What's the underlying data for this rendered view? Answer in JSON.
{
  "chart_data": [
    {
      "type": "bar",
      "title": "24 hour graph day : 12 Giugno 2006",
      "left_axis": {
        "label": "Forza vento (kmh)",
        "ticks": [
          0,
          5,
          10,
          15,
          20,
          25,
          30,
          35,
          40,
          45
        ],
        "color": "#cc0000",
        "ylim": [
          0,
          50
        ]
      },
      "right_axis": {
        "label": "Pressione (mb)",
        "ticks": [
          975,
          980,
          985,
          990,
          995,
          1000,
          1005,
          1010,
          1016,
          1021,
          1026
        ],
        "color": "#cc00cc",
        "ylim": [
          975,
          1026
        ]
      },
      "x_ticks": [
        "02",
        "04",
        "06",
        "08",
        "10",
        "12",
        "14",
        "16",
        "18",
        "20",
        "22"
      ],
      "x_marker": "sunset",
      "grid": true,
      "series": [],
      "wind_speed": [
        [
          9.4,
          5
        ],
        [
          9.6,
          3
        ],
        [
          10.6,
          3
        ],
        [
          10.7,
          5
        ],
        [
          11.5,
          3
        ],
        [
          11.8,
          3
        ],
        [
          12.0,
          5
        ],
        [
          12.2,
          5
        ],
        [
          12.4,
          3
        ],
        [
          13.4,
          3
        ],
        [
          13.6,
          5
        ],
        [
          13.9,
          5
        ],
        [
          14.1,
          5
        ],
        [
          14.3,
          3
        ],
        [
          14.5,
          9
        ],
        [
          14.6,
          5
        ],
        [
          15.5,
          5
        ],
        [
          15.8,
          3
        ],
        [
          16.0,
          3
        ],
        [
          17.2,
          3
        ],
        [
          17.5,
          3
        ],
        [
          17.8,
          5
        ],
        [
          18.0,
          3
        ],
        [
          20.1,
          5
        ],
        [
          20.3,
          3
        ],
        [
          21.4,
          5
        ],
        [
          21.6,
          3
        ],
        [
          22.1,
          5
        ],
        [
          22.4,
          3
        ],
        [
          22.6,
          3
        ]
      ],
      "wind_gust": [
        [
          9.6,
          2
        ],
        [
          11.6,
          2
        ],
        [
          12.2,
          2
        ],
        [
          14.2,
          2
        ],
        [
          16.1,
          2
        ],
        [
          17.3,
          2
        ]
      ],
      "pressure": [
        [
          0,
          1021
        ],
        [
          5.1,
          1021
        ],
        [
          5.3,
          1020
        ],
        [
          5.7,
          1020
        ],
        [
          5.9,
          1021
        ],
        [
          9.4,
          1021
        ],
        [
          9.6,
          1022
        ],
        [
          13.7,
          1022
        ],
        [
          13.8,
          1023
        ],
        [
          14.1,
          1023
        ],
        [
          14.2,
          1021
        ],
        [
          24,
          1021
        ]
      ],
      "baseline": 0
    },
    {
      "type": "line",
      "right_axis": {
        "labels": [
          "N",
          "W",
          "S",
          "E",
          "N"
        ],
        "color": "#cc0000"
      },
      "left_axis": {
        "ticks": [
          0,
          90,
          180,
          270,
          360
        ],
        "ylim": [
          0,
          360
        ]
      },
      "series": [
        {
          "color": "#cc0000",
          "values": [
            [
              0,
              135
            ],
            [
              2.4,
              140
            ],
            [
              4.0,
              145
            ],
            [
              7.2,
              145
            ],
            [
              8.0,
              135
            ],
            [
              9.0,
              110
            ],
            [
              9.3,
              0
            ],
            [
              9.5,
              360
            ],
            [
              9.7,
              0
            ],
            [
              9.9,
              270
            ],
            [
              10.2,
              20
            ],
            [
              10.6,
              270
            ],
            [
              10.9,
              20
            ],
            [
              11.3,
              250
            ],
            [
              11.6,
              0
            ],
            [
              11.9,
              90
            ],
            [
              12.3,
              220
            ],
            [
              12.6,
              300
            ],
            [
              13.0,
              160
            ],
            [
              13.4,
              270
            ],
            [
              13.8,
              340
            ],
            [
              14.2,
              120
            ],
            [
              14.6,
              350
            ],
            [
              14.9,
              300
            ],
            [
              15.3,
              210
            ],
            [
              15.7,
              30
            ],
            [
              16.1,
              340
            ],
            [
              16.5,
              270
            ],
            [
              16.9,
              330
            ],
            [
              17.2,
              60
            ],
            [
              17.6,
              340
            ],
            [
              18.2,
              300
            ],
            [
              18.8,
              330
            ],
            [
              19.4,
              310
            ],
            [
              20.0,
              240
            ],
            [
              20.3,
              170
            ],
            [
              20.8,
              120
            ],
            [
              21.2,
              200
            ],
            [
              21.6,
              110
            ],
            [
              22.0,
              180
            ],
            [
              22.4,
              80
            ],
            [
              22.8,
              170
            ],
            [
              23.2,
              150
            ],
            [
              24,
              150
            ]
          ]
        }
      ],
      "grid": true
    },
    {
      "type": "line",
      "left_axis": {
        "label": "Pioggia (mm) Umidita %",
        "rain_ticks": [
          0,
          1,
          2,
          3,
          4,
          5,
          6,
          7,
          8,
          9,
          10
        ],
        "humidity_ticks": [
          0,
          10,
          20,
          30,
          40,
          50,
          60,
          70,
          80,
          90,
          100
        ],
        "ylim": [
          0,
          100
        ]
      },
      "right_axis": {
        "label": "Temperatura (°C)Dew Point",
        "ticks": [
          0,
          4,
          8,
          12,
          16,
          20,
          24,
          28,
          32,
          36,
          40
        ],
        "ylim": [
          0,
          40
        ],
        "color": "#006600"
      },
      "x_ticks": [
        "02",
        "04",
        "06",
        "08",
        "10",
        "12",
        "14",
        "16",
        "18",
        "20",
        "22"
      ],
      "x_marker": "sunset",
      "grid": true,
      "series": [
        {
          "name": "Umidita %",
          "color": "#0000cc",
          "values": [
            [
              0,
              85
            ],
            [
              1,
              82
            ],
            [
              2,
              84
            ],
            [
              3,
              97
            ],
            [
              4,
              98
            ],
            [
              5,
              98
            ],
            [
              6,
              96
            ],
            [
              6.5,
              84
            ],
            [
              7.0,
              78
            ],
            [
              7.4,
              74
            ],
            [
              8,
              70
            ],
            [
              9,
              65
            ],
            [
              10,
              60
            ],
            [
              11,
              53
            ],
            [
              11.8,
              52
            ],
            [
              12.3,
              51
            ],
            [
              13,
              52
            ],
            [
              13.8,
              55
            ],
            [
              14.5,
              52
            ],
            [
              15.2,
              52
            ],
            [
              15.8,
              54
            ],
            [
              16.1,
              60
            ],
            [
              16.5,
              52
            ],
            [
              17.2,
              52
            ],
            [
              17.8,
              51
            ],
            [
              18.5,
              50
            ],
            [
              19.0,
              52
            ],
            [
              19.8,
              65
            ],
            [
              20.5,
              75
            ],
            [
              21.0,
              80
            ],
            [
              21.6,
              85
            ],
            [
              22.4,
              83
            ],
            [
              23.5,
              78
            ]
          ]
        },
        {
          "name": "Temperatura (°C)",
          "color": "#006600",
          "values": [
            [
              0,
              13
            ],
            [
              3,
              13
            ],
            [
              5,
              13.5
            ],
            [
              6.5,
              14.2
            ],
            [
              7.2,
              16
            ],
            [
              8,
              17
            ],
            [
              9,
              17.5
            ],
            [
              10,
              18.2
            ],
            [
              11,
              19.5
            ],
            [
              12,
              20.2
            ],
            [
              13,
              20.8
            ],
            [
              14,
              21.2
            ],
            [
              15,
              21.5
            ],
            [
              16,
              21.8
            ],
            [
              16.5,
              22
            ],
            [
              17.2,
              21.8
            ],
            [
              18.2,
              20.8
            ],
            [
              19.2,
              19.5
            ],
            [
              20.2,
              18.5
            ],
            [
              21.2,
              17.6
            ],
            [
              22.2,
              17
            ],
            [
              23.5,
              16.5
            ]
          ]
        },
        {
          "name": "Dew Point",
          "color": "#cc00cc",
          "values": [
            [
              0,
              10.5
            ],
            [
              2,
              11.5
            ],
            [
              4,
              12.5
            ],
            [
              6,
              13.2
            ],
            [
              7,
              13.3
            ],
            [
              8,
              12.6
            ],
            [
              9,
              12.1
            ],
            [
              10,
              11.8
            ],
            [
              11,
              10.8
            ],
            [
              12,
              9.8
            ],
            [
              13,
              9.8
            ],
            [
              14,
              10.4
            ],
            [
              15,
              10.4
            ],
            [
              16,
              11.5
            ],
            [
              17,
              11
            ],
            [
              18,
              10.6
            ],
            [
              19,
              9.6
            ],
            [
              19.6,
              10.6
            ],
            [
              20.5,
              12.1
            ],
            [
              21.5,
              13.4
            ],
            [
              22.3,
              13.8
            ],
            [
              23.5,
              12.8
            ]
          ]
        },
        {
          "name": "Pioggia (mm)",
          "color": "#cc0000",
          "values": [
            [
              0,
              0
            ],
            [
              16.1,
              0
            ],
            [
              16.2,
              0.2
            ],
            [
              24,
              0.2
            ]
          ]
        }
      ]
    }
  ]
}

########################################

**Your task:** Return every line from the records above that holds the word "Point".

**Written response:**
        "label": "Temperatura (°C)Dew Point",
          "name": "Dew Point",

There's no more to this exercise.